EXERCISE AIM: Extract the complete data exactly as given.

Raw records
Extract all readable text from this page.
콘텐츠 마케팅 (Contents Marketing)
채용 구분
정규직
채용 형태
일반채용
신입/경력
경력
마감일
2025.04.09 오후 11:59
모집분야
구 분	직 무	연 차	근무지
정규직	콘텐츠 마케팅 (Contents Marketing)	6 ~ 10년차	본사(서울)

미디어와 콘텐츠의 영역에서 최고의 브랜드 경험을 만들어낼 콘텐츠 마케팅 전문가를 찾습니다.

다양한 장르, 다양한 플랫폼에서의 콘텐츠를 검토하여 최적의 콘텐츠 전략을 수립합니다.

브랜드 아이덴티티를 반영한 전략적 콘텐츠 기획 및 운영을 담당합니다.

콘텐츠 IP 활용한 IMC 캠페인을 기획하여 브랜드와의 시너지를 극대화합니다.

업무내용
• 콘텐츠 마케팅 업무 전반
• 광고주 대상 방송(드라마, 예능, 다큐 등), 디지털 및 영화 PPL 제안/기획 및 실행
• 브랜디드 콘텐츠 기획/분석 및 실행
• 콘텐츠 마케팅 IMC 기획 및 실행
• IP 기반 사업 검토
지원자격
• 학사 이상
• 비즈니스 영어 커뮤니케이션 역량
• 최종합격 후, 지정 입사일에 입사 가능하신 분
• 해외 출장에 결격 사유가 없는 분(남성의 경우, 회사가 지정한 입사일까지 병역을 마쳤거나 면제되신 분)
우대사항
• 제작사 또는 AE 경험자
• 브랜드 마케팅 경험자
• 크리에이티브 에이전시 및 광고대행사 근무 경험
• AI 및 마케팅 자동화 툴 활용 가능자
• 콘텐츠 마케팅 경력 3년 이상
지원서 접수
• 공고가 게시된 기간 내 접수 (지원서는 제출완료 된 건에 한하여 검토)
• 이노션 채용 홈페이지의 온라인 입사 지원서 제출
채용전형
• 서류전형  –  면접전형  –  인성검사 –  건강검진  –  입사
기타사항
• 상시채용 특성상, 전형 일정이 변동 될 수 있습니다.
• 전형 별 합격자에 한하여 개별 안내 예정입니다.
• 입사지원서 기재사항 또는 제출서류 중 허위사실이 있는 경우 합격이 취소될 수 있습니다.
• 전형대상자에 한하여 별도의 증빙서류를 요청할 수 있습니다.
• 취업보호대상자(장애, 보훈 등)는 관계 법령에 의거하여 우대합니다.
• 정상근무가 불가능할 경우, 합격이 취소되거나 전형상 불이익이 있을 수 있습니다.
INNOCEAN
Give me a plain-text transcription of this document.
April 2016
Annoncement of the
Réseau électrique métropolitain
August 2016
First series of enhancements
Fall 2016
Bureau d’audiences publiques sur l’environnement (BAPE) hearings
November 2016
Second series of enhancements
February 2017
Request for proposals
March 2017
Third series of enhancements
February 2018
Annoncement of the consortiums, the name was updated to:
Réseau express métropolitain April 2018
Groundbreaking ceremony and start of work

IN RESPONSE:
Extract all readable text from this page.
콘텐츠 마케팅 (Contents Marketing)
채용 구분
정규직
채용 형태
일반채용
신입/경력
경력
마감일
2025.04.09 오후 11:59
모집분야
구 분	직 무	연 차	근무지
정규직	콘텐츠 마케팅 (Contents Marketing)	6 ~ 10년차	본사(서울)

미디어와 콘텐츠의 영역에서 최고의 브랜드 경험을 만들어낼 콘텐츠 마케팅 전문가를 찾습니다.

다양한 장르, 다양한 플랫폼에서의 콘텐츠를 검토하여 최적의 콘텐츠 전략을 수립합니다.

브랜드 아이덴티티를 반영한 전략적 콘텐츠 기획 및 운영을 담당합니다.

콘텐츠 IP 활용한 IMC 캠페인을 기획하여 브랜드와의 시너지를 극대화합니다.

업무내용
• 콘텐츠 마케팅 업무 전반
• 광고주 대상 방송(드라마, 예능, 다큐 등), 디지털 및 영화 PPL 제안/기획 및 실행
• 브랜디드 콘텐츠 기획/분석 및 실행
• 콘텐츠 마케팅 IMC 기획 및 실행
• IP 기반 사업 검토
지원자격
• 학사 이상
• 비즈니스 영어 커뮤니케이션 역량
• 최종합격 후, 지정 입사일에 입사 가능하신 분
• 해외 출장에 결격 사유가 없는 분(남성의 경우, 회사가 지정한 입사일까지 병역을 마쳤거나 면제되신 분)
우대사항
• 제작사 또는 AE 경험자
• 브랜드 마케팅 경험자
• 크리에이티브 에이전시 및 광고대행사 근무 경험
• AI 및 마케팅 자동화 툴 활용 가능자
• 콘텐츠 마케팅 경력 3년 이상
지원서 접수
• 공고가 게시된 기간 내 접수 (지원서는 제출완료 된 건에 한하여 검토)
• 이노션 채용 홈페이지의 온라인 입사 지원서 제출
채용전형
• 서류전형  –  면접전형  –  인성검사 –  건강검진  –  입사
기타사항
• 상시채용 특성상, 전형 일정이 변동 될 수 있습니다.
• 전형 별 합격자에 한하여 개별 안내 예정입니다.
• 입사지원서 기재사항 또는 제출서류 중 허위사실이 있는 경우 합격이 취소될 수 있습니다.
• 전형대상자에 한하여 별도의 증빙서류를 요청할 수 있습니다.
• 취업보호대상자(장애, 보훈 등)는 관계 법령에 의거하여 우대합니다.
• 정상근무가 불가능할 경우, 합격이 취소되거나 전형상 불이익이 있을 수 있습니다.
INNOCEAN
Give me a plain-text transcription of this document.
April 2016
Annoncement of the
Réseau électrique métropolitain
August 2016
First series of enhancements
Fall 2016
Bureau d’audiences publiques sur l’environnement (BAPE) hearings
November 2016
Second series of enhancements
February 2017
Request for proposals
March 2017
Third series of enhancements
February 2018
Annoncement of the consortiums, the name was updated to:
Réseau express métropolitain April 2018
Groundbreaking ceremony and start of work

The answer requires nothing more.